>> start

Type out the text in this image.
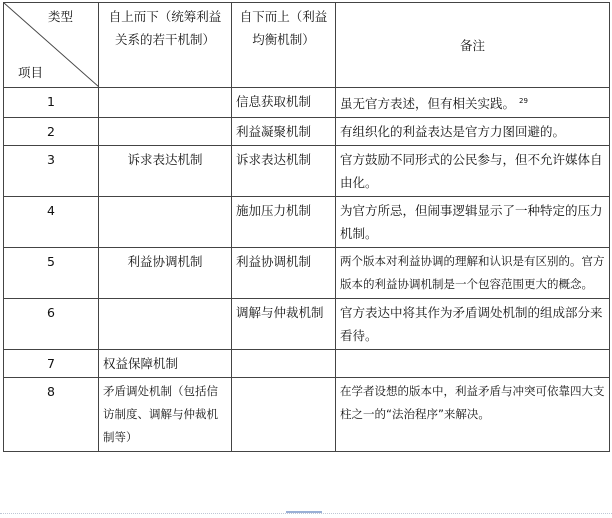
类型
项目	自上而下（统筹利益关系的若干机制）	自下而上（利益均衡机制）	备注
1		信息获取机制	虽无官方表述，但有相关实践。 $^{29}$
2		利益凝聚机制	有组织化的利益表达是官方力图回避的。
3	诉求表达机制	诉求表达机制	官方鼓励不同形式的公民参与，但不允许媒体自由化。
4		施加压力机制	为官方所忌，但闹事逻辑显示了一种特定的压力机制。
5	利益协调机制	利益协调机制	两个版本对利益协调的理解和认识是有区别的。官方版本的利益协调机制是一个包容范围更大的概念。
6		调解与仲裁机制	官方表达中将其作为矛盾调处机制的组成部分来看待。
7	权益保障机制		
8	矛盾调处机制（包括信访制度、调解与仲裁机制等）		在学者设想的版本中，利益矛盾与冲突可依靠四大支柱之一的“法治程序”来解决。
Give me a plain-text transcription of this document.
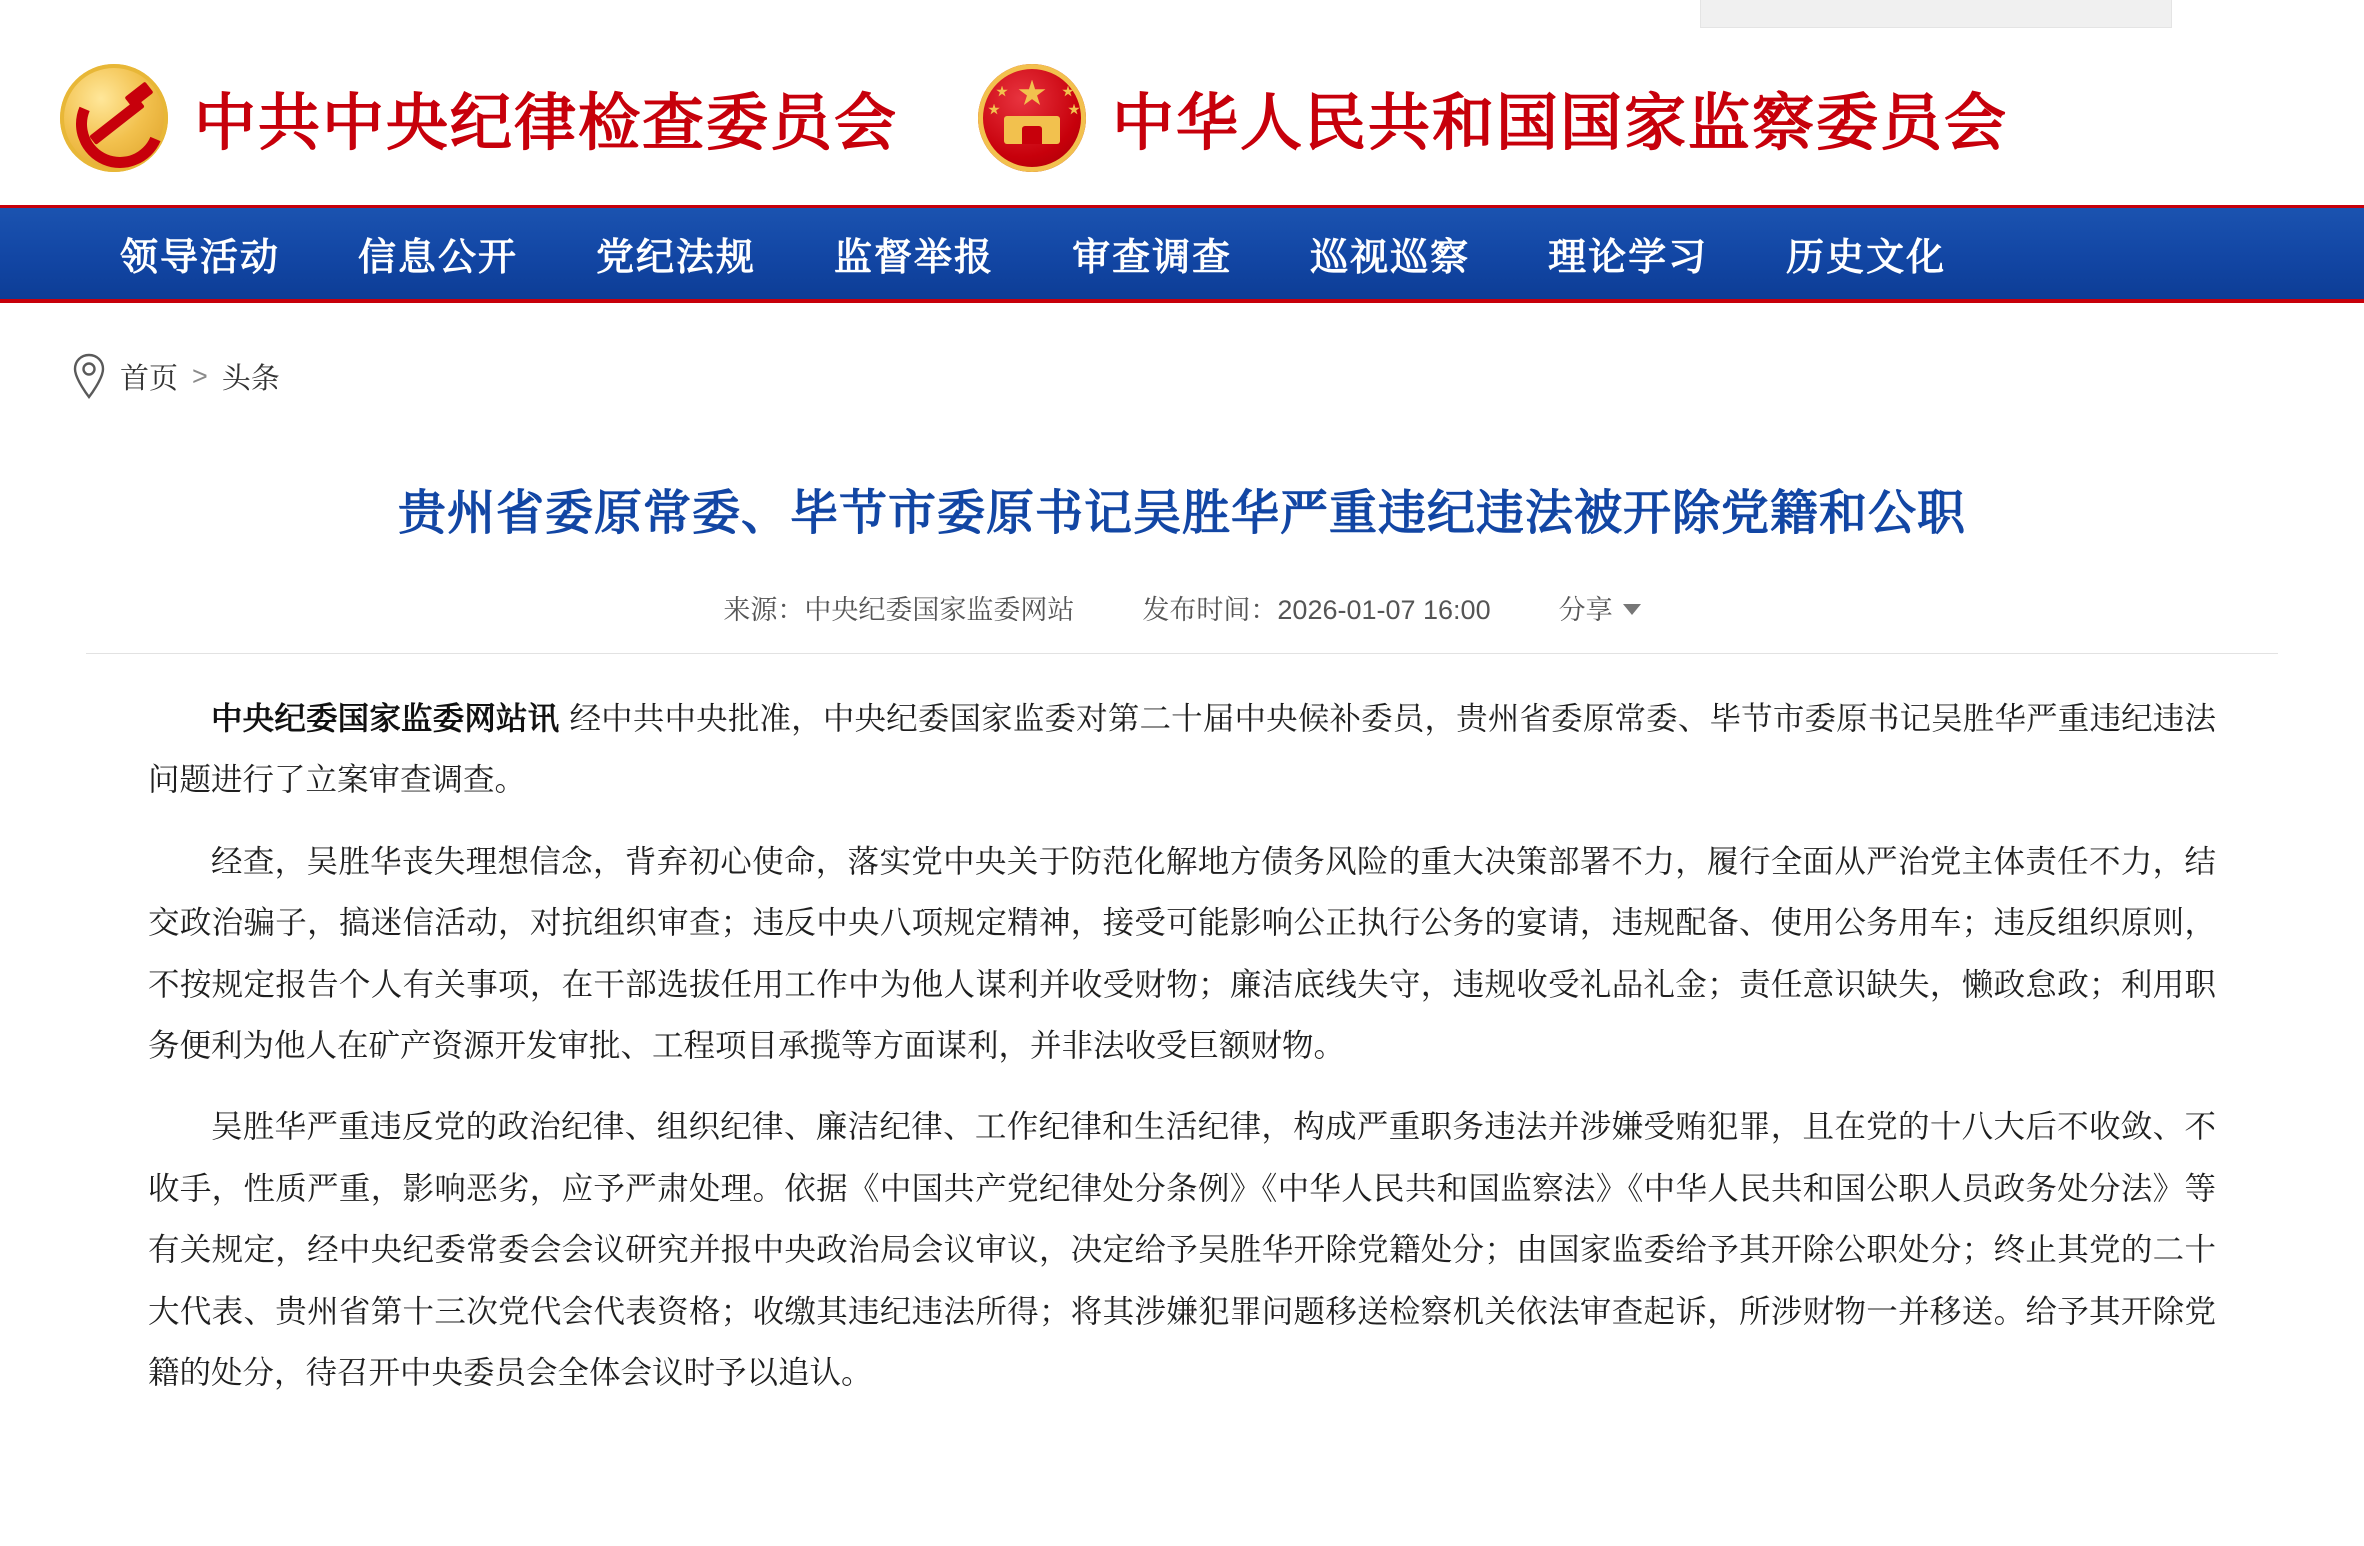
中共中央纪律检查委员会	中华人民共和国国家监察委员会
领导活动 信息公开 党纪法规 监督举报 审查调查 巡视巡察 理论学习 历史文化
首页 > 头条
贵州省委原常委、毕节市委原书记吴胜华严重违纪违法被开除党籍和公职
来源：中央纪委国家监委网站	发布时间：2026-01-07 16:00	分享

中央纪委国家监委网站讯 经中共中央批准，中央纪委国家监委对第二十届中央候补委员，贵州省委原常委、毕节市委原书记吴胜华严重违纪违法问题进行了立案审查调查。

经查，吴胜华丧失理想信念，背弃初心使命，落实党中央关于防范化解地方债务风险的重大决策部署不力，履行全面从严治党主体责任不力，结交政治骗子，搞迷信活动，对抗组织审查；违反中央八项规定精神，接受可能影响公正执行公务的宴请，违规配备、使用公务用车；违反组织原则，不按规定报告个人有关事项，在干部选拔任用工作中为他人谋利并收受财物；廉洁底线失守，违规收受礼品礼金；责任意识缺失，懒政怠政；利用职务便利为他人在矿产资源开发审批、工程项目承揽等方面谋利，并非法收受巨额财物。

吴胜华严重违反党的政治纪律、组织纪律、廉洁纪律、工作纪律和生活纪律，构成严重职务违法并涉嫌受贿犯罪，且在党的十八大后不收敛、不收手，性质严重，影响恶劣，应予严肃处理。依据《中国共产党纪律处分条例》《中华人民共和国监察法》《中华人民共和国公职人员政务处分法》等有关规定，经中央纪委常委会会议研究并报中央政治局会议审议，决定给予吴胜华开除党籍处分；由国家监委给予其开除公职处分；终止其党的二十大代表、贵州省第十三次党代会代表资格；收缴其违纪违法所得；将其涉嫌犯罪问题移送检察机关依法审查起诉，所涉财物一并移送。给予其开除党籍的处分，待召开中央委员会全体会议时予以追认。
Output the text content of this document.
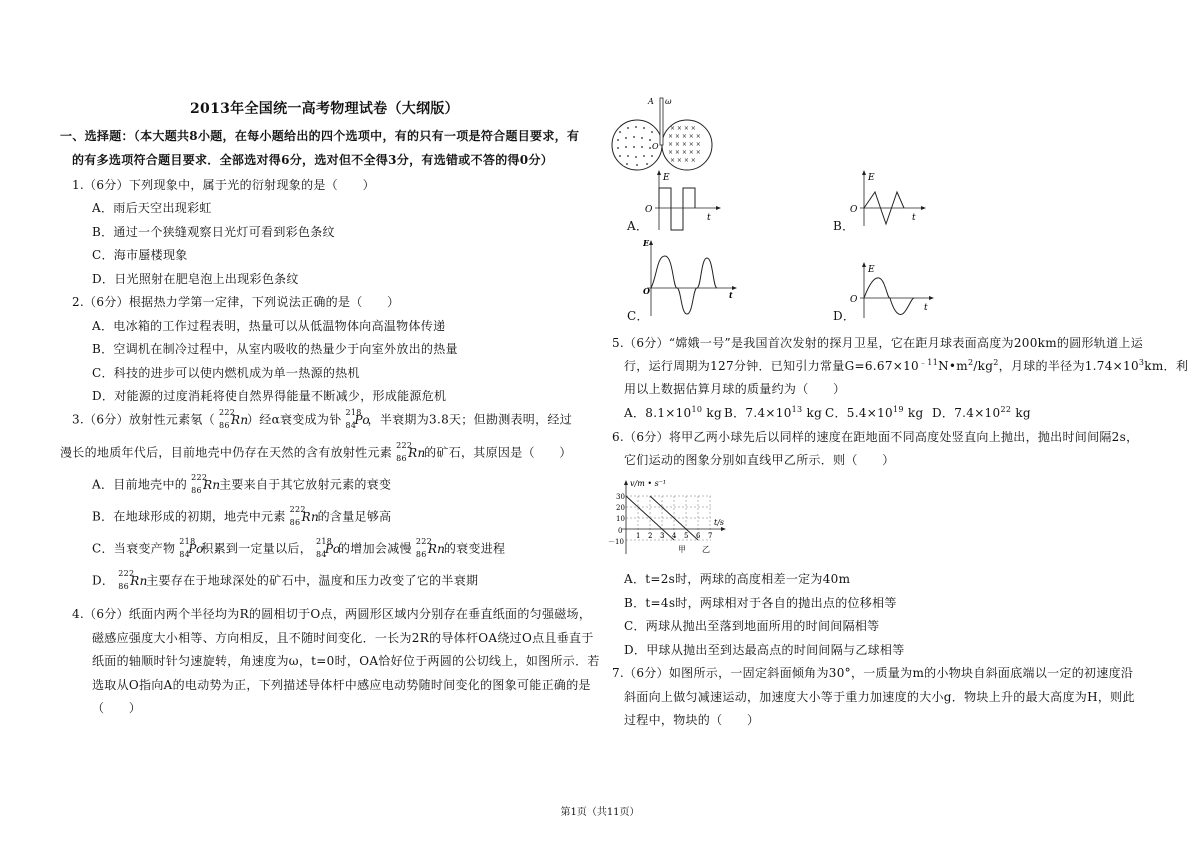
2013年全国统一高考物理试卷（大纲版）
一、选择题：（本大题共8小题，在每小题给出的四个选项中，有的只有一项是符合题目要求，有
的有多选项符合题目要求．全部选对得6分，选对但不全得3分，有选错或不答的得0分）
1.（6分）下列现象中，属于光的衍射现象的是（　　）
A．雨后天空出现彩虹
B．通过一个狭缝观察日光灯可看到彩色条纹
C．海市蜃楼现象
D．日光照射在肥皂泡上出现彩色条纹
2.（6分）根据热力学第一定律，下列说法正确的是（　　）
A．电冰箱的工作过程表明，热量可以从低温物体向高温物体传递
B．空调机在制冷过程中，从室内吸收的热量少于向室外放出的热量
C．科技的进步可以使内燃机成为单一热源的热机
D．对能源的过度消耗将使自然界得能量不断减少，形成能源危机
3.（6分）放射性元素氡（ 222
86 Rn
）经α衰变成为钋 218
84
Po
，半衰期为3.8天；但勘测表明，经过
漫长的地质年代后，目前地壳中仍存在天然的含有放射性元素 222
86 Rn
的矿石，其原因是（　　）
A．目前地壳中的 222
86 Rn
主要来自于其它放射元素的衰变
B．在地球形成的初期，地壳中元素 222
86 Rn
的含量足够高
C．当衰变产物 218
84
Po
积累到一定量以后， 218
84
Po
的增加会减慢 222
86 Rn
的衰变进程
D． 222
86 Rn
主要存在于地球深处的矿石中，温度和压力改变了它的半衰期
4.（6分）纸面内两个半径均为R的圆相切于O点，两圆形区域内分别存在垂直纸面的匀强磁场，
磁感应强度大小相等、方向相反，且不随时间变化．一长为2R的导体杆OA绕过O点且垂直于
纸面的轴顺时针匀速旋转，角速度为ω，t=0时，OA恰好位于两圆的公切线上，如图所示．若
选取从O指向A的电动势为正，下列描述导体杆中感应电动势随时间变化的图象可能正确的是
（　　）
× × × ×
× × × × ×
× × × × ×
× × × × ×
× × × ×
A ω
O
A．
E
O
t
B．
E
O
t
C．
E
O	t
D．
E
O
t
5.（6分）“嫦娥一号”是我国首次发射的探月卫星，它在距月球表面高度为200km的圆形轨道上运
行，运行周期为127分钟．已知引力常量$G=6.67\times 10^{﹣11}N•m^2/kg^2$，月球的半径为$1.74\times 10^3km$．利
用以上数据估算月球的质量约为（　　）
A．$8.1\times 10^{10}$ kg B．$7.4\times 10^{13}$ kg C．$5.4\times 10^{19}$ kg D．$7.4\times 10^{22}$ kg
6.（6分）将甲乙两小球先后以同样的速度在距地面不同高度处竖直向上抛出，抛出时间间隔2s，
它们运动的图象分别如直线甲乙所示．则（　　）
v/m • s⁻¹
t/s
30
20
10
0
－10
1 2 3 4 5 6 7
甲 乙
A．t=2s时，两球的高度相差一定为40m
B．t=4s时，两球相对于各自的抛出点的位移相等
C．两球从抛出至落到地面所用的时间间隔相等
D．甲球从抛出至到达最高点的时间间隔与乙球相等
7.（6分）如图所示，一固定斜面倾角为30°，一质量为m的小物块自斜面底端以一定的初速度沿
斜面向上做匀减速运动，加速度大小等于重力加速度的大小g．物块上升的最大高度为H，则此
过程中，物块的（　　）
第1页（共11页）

>> end

:: THE REQUEST ::
The material above holds pictures; copy everything else in it exactly.

:: EXERCISE ANSWER ::
Type out the text in this image.
类型
项目	自上而下（统筹利益关系的若干机制）	自下而上（利益均衡机制）	备注
1		信息获取机制	虽无官方表述，但有相关实践。 $^{29}$
2		利益凝聚机制	有组织化的利益表达是官方力图回避的。
3	诉求表达机制	诉求表达机制	官方鼓励不同形式的公民参与，但不允许媒体自由化。
4		施加压力机制	为官方所忌，但闹事逻辑显示了一种特定的压力机制。
5	利益协调机制	利益协调机制	两个版本对利益协调的理解和认识是有区别的。官方版本的利益协调机制是一个包容范围更大的概念。
6		调解与仲裁机制	官方表达中将其作为矛盾调处机制的组成部分来看待。
7	权益保障机制		
8	矛盾调处机制（包括信访制度、调解与仲裁机制等）		在学者设想的版本中，利益矛盾与冲突可依靠四大支柱之一的“法治程序”来解决。
Give me a plain-text transcription of this document.
中共中央纪律检查委员会	中华人民共和国国家监察委员会
领导活动 信息公开 党纪法规 监督举报 审查调查 巡视巡察 理论学习 历史文化
首页 > 头条
贵州省委原常委、毕节市委原书记吴胜华严重违纪违法被开除党籍和公职
来源：中央纪委国家监委网站	发布时间：2026-01-07 16:00	分享

中央纪委国家监委网站讯 经中共中央批准，中央纪委国家监委对第二十届中央候补委员，贵州省委原常委、毕节市委原书记吴胜华严重违纪违法问题进行了立案审查调查。

经查，吴胜华丧失理想信念，背弃初心使命，落实党中央关于防范化解地方债务风险的重大决策部署不力，履行全面从严治党主体责任不力，结交政治骗子，搞迷信活动，对抗组织审查；违反中央八项规定精神，接受可能影响公正执行公务的宴请，违规配备、使用公务用车；违反组织原则，不按规定报告个人有关事项，在干部选拔任用工作中为他人谋利并收受财物；廉洁底线失守，违规收受礼品礼金；责任意识缺失，懒政怠政；利用职务便利为他人在矿产资源开发审批、工程项目承揽等方面谋利，并非法收受巨额财物。

吴胜华严重违反党的政治纪律、组织纪律、廉洁纪律、工作纪律和生活纪律，构成严重职务违法并涉嫌受贿犯罪，且在党的十八大后不收敛、不收手，性质严重，影响恶劣，应予严肃处理。依据《中国共产党纪律处分条例》《中华人民共和国监察法》《中华人民共和国公职人员政务处分法》等有关规定，经中央纪委常委会会议研究并报中央政治局会议审议，决定给予吴胜华开除党籍处分；由国家监委给予其开除公职处分；终止其党的二十大代表、贵州省第十三次党代会代表资格；收缴其违纪违法所得；将其涉嫌犯罪问题移送检察机关依法审查起诉，所涉财物一并移送。给予其开除党籍的处分，待召开中央委员会全体会议时予以追认。
Output the text content of this document.
2013年全国统一高考物理试卷（大纲版）
一、选择题：（本大题共8小题，在每小题给出的四个选项中，有的只有一项是符合题目要求，有
的有多选项符合题目要求．全部选对得6分，选对但不全得3分，有选错或不答的得0分）
1.（6分）下列现象中，属于光的衍射现象的是（　　）
A．雨后天空出现彩虹
B．通过一个狭缝观察日光灯可看到彩色条纹
C．海市蜃楼现象
D．日光照射在肥皂泡上出现彩色条纹
2.（6分）根据热力学第一定律，下列说法正确的是（　　）
A．电冰箱的工作过程表明，热量可以从低温物体向高温物体传递
B．空调机在制冷过程中，从室内吸收的热量少于向室外放出的热量
C．科技的进步可以使内燃机成为单一热源的热机
D．对能源的过度消耗将使自然界得能量不断减少，形成能源危机
3.（6分）放射性元素氡（ 222
86 Rn
）经α衰变成为钋 218
84
Po
，半衰期为3.8天；但勘测表明，经过
漫长的地质年代后，目前地壳中仍存在天然的含有放射性元素 222
86 Rn
的矿石，其原因是（　　）
A．目前地壳中的 222
86 Rn
主要来自于其它放射元素的衰变
B．在地球形成的初期，地壳中元素 222
86 Rn
的含量足够高
C．当衰变产物 218
84
Po
积累到一定量以后， 218
84
Po
的增加会减慢 222
86 Rn
的衰变进程
D． 222
86 Rn
主要存在于地球深处的矿石中，温度和压力改变了它的半衰期
4.（6分）纸面内两个半径均为R的圆相切于O点，两圆形区域内分别存在垂直纸面的匀强磁场，
磁感应强度大小相等、方向相反，且不随时间变化．一长为2R的导体杆OA绕过O点且垂直于
纸面的轴顺时针匀速旋转，角速度为ω，t=0时，OA恰好位于两圆的公切线上，如图所示．若
选取从O指向A的电动势为正，下列描述导体杆中感应电动势随时间变化的图象可能正确的是
（　　）
× × × ×
× × × × ×
× × × × ×
× × × × ×
× × × ×
A ω
O
A．
E
O
t
B．
E
O
t
C．
E
O	t
D．
E
O
t
5.（6分）“嫦娥一号”是我国首次发射的探月卫星，它在距月球表面高度为200km的圆形轨道上运
行，运行周期为127分钟．已知引力常量$G=6.67\times 10^{﹣11}N•m^2/kg^2$，月球的半径为$1.74\times 10^3km$．利
用以上数据估算月球的质量约为（　　）
A．$8.1\times 10^{10}$ kg B．$7.4\times 10^{13}$ kg C．$5.4\times 10^{19}$ kg D．$7.4\times 10^{22}$ kg
6.（6分）将甲乙两小球先后以同样的速度在距地面不同高度处竖直向上抛出，抛出时间间隔2s，
它们运动的图象分别如直线甲乙所示．则（　　）
v/m • s⁻¹
t/s
30
20
10
0
－10
1 2 3 4 5 6 7
甲 乙
A．t=2s时，两球的高度相差一定为40m
B．t=4s时，两球相对于各自的抛出点的位移相等
C．两球从抛出至落到地面所用的时间间隔相等
D．甲球从抛出至到达最高点的时间间隔与乙球相等
7.（6分）如图所示，一固定斜面倾角为30°，一质量为m的小物块自斜面底端以一定的初速度沿
斜面向上做匀减速运动，加速度大小等于重力加速度的大小g．物块上升的最大高度为H，则此
过程中，物块的（　　）
第1页（共11页）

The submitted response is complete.